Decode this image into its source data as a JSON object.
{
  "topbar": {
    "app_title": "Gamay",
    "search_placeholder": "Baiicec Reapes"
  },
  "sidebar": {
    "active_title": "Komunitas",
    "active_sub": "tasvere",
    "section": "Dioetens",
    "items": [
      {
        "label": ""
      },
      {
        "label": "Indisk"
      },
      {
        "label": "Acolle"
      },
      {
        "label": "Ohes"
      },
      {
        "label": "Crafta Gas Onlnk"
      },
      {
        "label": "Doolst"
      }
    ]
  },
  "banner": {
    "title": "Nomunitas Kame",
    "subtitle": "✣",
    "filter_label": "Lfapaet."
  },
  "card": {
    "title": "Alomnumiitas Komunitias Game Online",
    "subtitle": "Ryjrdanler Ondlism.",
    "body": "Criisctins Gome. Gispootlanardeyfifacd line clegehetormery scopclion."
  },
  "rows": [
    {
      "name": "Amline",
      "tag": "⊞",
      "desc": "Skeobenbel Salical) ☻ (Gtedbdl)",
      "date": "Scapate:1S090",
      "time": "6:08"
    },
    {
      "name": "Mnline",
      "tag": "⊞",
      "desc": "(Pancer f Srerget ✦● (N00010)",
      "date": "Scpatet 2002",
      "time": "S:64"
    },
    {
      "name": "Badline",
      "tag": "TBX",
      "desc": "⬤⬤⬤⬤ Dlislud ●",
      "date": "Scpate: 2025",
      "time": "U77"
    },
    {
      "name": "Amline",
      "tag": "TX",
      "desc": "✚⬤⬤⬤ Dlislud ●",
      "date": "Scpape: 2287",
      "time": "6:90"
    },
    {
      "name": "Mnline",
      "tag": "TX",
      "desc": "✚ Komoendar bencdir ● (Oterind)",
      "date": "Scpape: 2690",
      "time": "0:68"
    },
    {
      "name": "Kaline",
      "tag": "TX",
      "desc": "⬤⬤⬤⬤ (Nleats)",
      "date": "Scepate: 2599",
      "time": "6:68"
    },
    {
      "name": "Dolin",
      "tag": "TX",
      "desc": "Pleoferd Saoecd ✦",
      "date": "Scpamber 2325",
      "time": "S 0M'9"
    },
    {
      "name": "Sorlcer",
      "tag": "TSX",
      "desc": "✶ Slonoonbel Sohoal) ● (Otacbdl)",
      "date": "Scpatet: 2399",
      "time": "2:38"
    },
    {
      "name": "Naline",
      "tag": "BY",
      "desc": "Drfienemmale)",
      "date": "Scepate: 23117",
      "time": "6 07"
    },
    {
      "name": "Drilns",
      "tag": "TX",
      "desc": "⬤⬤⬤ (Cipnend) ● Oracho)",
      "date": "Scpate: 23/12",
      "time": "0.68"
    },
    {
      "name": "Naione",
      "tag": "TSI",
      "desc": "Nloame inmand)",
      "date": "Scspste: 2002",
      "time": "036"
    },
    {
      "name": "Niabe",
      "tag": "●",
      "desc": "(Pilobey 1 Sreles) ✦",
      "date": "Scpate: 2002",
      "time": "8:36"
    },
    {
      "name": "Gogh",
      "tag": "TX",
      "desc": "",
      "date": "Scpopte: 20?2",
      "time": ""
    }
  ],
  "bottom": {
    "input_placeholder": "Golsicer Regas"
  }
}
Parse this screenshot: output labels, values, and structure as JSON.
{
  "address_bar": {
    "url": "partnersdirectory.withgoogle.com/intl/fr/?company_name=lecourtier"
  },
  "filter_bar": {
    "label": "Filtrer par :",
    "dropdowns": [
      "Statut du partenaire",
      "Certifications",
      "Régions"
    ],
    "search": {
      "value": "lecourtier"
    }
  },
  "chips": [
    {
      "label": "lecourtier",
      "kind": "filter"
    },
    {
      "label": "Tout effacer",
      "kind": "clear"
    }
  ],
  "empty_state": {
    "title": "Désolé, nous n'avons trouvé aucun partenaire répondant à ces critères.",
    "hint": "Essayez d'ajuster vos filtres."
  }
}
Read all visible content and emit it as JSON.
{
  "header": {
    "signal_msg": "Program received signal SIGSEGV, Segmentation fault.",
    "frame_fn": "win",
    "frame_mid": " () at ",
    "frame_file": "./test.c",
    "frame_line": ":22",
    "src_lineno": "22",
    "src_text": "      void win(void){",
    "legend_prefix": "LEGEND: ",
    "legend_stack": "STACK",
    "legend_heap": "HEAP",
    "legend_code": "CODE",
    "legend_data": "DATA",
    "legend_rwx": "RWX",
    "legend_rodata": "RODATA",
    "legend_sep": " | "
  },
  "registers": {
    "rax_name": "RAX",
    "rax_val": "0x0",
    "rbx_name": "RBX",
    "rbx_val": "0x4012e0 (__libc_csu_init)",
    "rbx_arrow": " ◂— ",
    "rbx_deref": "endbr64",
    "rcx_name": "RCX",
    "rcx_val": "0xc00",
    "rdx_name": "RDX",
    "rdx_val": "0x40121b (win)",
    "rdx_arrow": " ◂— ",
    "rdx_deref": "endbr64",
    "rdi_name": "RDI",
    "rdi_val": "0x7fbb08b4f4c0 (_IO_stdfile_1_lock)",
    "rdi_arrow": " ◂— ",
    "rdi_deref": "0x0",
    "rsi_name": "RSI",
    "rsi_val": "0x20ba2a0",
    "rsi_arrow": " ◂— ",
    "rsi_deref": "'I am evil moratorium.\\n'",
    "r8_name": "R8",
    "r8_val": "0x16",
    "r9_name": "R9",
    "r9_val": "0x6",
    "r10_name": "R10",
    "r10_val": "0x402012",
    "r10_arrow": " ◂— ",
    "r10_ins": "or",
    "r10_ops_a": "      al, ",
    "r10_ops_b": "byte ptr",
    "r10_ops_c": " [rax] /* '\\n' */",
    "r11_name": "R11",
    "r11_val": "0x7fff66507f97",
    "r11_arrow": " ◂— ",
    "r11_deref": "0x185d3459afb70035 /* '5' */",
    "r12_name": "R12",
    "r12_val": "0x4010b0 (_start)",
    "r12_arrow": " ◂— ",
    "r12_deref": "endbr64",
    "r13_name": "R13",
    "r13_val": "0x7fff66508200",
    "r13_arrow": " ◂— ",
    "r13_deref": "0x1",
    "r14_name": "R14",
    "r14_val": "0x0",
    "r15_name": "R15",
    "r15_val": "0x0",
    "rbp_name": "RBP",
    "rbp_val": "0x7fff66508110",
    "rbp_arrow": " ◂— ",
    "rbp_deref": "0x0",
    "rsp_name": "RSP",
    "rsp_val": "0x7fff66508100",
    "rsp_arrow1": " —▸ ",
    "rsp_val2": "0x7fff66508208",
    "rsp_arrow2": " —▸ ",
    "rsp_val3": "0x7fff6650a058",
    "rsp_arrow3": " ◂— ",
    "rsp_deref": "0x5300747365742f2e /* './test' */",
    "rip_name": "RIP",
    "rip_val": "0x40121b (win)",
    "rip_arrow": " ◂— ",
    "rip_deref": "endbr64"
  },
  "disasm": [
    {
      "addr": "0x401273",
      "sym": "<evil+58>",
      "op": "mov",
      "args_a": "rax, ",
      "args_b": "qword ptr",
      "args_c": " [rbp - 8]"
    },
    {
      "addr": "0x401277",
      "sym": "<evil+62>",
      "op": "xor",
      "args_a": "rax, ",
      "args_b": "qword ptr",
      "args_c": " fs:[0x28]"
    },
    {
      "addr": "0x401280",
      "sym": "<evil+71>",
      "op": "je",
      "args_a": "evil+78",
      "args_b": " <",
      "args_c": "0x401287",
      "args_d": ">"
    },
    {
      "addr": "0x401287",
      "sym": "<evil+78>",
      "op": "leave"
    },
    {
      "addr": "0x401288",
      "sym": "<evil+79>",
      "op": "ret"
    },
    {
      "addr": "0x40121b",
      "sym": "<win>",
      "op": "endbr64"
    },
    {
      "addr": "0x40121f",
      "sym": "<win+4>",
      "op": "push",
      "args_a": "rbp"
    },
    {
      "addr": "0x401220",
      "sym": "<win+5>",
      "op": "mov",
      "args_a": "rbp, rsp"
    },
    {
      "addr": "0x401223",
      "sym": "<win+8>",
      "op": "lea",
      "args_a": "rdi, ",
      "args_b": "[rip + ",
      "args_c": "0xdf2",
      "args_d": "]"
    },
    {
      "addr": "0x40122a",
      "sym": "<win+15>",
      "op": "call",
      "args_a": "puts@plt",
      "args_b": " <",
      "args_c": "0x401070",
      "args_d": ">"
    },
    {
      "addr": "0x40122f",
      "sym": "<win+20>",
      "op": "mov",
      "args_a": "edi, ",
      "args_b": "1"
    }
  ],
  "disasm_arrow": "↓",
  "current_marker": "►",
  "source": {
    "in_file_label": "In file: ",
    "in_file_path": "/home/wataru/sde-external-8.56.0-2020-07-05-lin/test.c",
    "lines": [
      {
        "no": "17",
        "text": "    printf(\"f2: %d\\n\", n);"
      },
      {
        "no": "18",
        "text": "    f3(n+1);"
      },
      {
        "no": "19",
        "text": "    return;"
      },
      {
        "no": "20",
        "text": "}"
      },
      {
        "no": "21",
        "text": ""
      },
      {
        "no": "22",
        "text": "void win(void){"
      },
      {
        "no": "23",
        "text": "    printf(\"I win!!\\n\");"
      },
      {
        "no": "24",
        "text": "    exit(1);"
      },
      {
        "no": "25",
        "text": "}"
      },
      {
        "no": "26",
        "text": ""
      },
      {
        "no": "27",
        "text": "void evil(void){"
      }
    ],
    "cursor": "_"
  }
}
○ ○ ○ ○ ○ ○ ○
> **What you are asked to do**
Only the number is needed here: how many lines of the records contain "lecourtier"?

> **Output for this exercise**
3